Records for this exercise.
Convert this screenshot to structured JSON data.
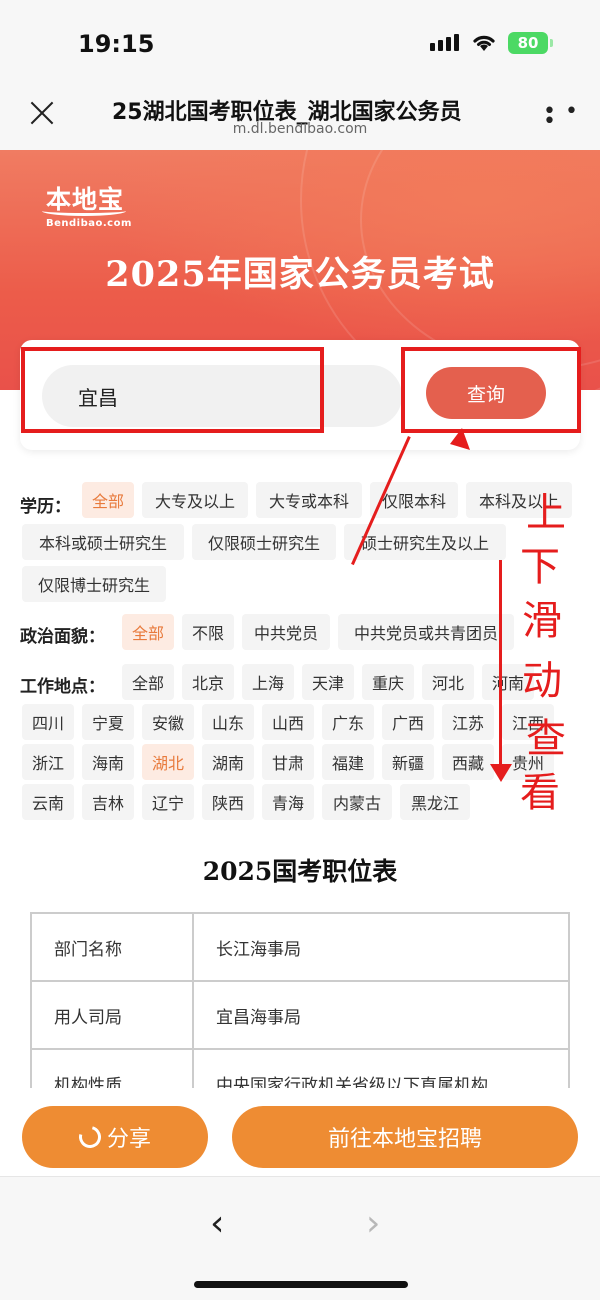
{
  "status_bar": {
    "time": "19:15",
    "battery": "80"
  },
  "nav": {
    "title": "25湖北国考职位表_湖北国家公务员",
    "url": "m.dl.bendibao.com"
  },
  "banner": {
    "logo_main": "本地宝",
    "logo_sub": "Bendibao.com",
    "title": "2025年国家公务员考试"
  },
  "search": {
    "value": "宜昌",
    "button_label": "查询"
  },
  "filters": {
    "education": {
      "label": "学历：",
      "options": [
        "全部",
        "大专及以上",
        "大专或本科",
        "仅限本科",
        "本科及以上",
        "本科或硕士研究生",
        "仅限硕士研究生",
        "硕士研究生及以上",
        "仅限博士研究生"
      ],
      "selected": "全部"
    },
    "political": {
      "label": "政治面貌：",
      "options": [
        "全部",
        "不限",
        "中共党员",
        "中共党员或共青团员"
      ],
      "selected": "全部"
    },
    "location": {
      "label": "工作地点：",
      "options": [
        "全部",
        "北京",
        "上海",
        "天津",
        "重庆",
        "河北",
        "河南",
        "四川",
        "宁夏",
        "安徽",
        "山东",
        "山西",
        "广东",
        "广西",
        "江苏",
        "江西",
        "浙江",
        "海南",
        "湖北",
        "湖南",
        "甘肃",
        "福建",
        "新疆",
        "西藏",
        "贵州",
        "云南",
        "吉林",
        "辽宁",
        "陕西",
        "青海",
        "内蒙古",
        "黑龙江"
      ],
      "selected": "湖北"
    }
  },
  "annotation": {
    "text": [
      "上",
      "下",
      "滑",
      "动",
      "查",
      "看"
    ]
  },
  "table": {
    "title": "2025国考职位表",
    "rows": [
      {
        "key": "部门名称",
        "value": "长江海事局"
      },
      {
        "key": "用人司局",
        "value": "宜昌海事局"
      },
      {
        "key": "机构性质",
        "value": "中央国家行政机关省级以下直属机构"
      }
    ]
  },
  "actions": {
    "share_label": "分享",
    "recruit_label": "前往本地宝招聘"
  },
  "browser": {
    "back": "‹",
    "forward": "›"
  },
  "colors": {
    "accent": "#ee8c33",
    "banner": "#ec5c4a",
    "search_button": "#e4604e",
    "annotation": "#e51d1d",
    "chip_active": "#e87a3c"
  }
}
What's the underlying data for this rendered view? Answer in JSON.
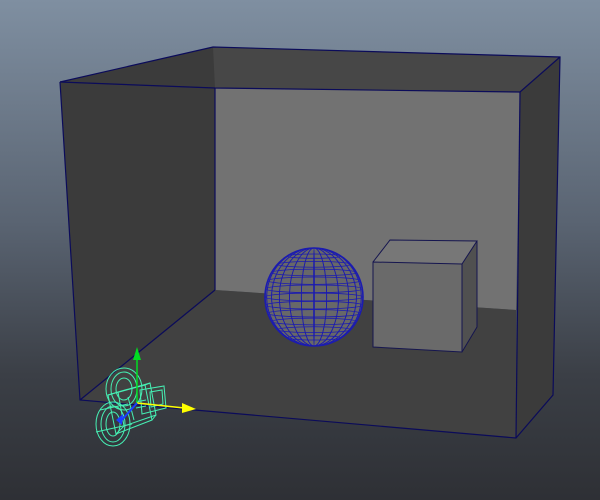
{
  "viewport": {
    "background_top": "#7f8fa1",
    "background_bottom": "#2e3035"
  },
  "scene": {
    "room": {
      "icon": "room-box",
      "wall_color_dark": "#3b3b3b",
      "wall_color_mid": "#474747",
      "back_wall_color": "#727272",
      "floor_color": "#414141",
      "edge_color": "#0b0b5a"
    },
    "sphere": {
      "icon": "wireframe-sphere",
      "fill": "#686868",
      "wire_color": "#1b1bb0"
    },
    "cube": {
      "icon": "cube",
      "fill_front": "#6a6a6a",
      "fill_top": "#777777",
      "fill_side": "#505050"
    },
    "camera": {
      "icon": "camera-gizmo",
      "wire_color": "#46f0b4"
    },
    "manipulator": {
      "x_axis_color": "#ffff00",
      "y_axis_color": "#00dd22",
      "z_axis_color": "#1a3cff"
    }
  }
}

What to produce. Take every line containing the word "data" and copy it.

Final answer.
Convert this screenshot to structured JSON data.
What's the underlying data for this rendered view? Answer in JSON.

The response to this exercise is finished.